CD8+ TAb-supp Cells Are Key Inhibitors of Humoral Alloimmunity by Inhibiting CD4+TFH Cells and Killing Germinal Center B Cells.

J. Zimmerer, C. Avila, S. Elzein, B. Ringwald, R. Warren, G. Bumgardner.

Surgery, The Ohio State University Wexner Medical Center, Columbus, OH

Meeting: 2017 American Transplant Congress

Abstract number: C300

Keywords: B cells, Interferon (IFN), T cells, T helper cells

Session Information

Session Name: Poster Session C: Tolerance/Immune Regulation

Session Type: Poster Session

Date: Monday, May 1, 2017

Session Time: 6:00pm-7:00pm

Presentation Time: 6:00pm-7:00pm

Location: Hall D1

Alloantibodies (alloAb) play a critical role in acute and chronic rejection after transplantation (Tx). It is well known that CD4⁺ T cells and B cells collaborate for antibody (Ab) production. Our group has reported, in a well-characterized murine hepatocyte (Hc) Tx model, that alloAb production requires CD4⁺ T cells, type I NKT cells, lymph nodes, and CD40/CD40L interactions. In contrast, we have recently reported a novel Ab-suppressing CD8⁺ T cell subset, or CD8⁺ T_Ab-supp cells, that inhibits alloAb production postTx, in part by killing alloAb producing IgG1⁺ B cells. In addition, we have also reported that CD8⁺ T_Ab-supp cells inhibit the number of splenic IL-4⁺CD4⁺ T cells detected in vivo postTx. In order to further investigate the cellular targets and mechanisms of CD8⁺ T_Ab-supp cell effector function, we utilized OVA antigen [from C57BL/6 mOVA transgenic Hc lysate (H-2^b)] to stimulate anti-OVA antibody. Similar to CD8⁺ T_Ab-supp cell postTx, OT-I Tg CD8⁺ T cells (specific to OVA antigen) negatively regulate the quantity of anti-OVA Ab produced in mOVA treated CD8 KO recipients (285±21 ng/mL with adoptive transfer of OT-I cells vs 519±97 ng/mL without CD8⁺ T cells; p=0.01) and kill IgG1⁺ B cells (22±3% in vivo B cell apoptosis vs 4±0.9% for naïve OT-I Tg CD8⁺ T cells; p<0.001). We hypothesized that CD8⁺ T_Ab-supp cells inhibit Ab titer by downregulating cells in the germinal center (GC) including CD4⁺ T_FH cells (CXCR5⁺ICOS⁺PD-1⁺CD4⁺ T cells) and GC B cells (B220⁺CXCR5⁺CXCR4⁺GL-7⁺B cells). Following adoptive transfer of OT-I CD8⁺ T cells into CD8 KO mOVA treated recipients, the number of IL-21⁺CD4⁺ T_FH cells (2.3±0.1 x10⁴cells/million CD4⁺ T cells) was significantly decreased compared to untreated CD8 KO mOVA recipients (4.2±0.2 x10⁴ cells/million CD4⁺ T cells; p=0.01). In addition, the number of GC B cells were significantly reduced by AT of OT-I Tg CD8⁺ T cells into CD8 KO mOVA stimulated recipients (5±0.6 x10³ cells/million B cells) compared to mOVA treated CD8 KO mice (13.1±0.9 x10³ cells/million B cells; p=0.02). This data suggests that CD8⁺ T_Ab-supp cells inhibit Ab production through at least two mechanisms including the inhibition of maturation and/or effector function of IL-21⁺CD4⁺ T_FH cells and killing GC B cells.

## [Tasks to perform]
A. Decide whether each statement agrees with the abstract on CD8+ T cells above. For each, answer yes or no and quote the words that decide it: (i) The poster session was held in Hall D1. (ii) In the group's murine hepatocyte model, alloantibody production requires CD4+ T cells. (iii) Adoptive transfer of OT-I cells raised the number of GC B cells.
B. Duplicate the stretch of the abstract on CD8+ T cells from "CD8+ TAb-supp Cells" through "Warren, G. Bumgardner.".

## [Dataset records]
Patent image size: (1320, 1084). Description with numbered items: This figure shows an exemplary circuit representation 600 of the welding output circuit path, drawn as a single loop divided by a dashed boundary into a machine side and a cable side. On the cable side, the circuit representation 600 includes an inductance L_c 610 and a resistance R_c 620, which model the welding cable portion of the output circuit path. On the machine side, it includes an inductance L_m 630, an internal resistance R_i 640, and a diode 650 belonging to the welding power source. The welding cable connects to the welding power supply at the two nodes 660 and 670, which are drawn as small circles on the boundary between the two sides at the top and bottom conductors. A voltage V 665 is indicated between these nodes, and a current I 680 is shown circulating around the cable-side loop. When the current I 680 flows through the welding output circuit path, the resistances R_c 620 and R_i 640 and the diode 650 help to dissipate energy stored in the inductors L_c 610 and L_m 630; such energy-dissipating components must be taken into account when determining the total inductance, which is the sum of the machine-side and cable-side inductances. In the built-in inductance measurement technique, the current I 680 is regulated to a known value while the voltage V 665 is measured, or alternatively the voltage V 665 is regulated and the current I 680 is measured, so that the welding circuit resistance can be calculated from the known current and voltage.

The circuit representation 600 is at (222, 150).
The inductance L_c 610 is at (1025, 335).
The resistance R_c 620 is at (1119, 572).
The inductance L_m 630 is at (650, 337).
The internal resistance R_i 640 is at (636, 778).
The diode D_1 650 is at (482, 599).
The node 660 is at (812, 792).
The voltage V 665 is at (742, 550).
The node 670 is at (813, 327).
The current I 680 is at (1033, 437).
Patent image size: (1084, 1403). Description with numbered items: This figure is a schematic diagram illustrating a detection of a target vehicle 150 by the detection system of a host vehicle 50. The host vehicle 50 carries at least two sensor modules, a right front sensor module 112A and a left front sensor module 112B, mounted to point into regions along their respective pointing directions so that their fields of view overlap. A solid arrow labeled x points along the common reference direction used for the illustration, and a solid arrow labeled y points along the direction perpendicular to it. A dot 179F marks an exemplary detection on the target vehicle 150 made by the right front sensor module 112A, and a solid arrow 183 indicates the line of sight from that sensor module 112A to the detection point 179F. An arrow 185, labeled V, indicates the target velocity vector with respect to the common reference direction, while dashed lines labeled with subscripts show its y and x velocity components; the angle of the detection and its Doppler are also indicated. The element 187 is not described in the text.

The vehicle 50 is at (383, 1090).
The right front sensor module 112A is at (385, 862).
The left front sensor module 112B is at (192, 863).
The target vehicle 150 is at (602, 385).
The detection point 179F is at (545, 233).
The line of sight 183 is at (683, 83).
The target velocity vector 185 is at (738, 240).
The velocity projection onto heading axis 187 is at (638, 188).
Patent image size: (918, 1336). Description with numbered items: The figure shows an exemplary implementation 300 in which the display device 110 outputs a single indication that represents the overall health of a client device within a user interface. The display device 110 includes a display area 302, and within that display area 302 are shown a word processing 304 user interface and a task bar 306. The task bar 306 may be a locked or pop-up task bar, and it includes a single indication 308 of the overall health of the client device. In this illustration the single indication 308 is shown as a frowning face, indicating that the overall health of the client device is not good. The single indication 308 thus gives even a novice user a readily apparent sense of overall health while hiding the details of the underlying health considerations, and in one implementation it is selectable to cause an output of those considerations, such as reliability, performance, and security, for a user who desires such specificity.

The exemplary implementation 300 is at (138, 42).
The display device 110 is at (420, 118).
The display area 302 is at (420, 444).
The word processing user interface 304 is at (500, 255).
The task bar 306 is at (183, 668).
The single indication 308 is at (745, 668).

## [Answers by item number]
A.
(i) Yes: "Location: Hall D1"
(ii) Yes: "alloAb production requires CD4⁺ T cells"
(iii) No: "the number of GC B cells were significantly reduced by AT of OT-I Tg CD8⁺ T cells"

B.
CD8+ TAb-supp Cells Are Key Inhibitors of Humoral Alloimmunity by Inhibiting CD4+TFH Cells and Killing Germinal Center B Cells.

J. Zimmerer, C. Avila, S. Elzein, B. Ringwald, R. Warren, G. Bumgardner.